**YOUR INSTRUCTIONS**
Every line that includes the word "text" is to be listed.

**INPUT FOR THIS TASK**
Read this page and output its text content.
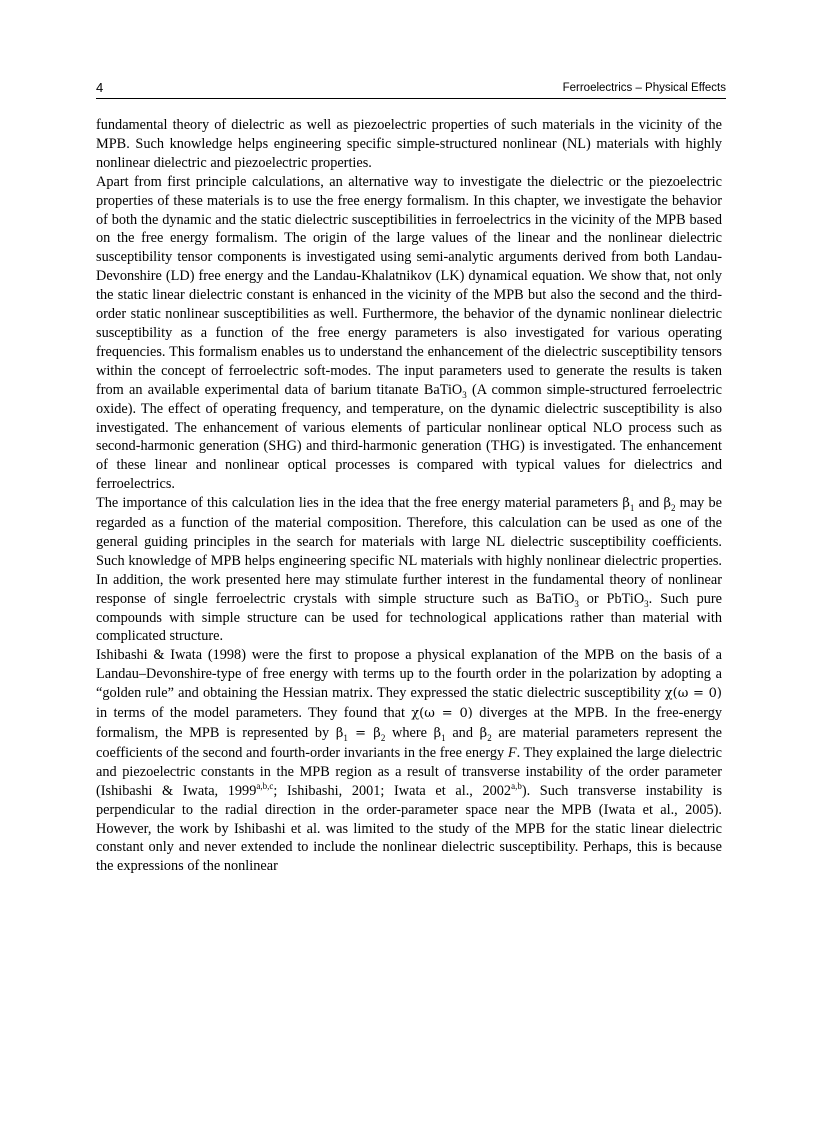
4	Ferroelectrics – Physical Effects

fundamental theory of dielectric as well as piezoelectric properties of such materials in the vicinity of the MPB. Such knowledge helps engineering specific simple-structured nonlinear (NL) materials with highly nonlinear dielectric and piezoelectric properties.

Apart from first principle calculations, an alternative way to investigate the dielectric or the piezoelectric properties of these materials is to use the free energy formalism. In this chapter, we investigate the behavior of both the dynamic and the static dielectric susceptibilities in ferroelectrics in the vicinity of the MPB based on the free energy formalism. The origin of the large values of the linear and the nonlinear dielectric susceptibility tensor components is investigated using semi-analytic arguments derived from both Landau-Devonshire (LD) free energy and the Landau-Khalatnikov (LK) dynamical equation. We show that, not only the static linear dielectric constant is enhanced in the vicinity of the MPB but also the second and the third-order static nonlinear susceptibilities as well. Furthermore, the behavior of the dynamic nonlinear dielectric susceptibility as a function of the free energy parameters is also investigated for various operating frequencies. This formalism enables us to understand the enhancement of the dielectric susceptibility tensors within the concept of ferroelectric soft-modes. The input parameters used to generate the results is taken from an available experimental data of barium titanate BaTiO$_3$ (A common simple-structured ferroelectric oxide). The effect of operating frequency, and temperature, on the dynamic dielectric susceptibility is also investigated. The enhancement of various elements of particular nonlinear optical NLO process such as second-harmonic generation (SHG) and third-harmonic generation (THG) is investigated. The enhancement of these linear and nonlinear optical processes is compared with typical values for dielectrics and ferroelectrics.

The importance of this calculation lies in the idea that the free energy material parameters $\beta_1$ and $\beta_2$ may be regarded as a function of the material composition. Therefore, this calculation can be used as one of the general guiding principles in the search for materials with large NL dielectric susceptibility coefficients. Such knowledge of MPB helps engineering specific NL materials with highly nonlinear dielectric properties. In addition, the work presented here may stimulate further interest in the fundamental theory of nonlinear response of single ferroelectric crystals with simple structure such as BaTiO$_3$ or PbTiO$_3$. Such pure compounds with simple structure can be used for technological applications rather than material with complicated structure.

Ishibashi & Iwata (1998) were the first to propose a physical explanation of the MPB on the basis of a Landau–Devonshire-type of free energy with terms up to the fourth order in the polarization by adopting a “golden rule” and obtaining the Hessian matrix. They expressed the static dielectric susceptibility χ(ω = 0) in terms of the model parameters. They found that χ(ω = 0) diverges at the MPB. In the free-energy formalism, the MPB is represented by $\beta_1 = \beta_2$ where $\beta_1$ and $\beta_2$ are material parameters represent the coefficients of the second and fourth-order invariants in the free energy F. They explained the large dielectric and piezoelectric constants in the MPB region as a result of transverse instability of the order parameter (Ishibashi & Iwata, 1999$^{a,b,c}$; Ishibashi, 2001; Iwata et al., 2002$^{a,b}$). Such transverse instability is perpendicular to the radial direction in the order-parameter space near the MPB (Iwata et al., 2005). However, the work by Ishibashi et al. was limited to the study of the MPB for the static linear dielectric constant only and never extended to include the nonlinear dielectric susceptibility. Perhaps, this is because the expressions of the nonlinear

--

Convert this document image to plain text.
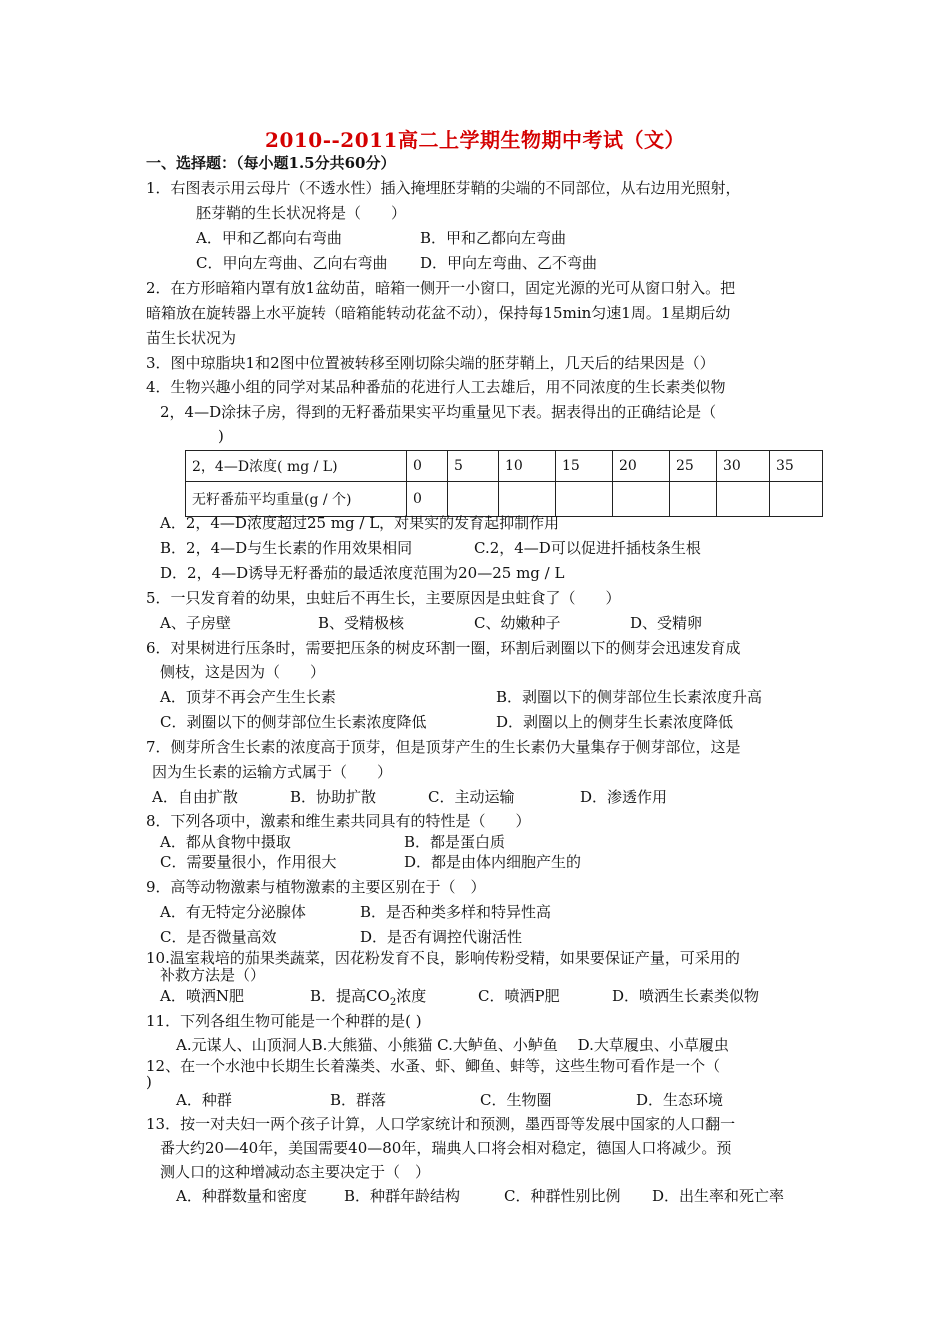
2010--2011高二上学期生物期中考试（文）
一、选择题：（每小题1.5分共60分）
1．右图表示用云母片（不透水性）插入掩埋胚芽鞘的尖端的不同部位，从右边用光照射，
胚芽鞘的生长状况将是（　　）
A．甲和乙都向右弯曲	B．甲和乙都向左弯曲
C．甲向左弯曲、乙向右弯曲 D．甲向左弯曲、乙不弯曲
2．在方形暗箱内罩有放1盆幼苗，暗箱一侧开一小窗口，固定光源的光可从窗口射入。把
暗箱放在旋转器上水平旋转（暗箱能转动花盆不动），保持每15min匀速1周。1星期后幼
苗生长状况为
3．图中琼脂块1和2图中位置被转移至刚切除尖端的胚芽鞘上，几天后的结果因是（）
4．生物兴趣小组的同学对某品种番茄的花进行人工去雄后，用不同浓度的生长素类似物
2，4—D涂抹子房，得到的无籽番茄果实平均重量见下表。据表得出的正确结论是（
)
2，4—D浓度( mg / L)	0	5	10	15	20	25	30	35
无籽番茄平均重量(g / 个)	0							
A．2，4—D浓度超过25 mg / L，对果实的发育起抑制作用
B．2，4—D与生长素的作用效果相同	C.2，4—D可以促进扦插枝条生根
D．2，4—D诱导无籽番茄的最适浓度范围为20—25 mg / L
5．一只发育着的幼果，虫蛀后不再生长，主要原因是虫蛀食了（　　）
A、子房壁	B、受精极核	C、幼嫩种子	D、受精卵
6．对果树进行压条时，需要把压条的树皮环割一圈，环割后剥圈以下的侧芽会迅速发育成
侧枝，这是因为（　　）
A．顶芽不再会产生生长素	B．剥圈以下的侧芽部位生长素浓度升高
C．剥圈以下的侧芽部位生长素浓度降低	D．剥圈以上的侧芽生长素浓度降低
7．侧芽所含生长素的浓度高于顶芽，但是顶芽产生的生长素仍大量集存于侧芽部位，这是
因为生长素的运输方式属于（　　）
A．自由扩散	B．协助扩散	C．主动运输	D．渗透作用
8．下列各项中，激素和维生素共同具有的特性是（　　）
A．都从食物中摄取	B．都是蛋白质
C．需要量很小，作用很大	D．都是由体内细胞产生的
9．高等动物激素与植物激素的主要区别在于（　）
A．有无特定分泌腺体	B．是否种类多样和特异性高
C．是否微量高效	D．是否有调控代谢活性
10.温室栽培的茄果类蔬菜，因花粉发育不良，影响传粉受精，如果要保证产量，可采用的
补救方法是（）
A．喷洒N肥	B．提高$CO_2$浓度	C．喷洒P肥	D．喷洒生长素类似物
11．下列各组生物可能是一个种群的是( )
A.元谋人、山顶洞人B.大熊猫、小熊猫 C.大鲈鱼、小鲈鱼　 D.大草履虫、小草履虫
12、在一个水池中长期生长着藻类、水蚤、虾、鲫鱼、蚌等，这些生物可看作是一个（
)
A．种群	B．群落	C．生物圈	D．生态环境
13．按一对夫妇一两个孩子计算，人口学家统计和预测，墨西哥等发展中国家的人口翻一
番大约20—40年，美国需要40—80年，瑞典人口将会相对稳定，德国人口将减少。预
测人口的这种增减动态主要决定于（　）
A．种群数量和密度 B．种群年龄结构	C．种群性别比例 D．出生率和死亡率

**WRITTEN SOLUTION**
Read this page and output its text content.
Convert this document image to plain text.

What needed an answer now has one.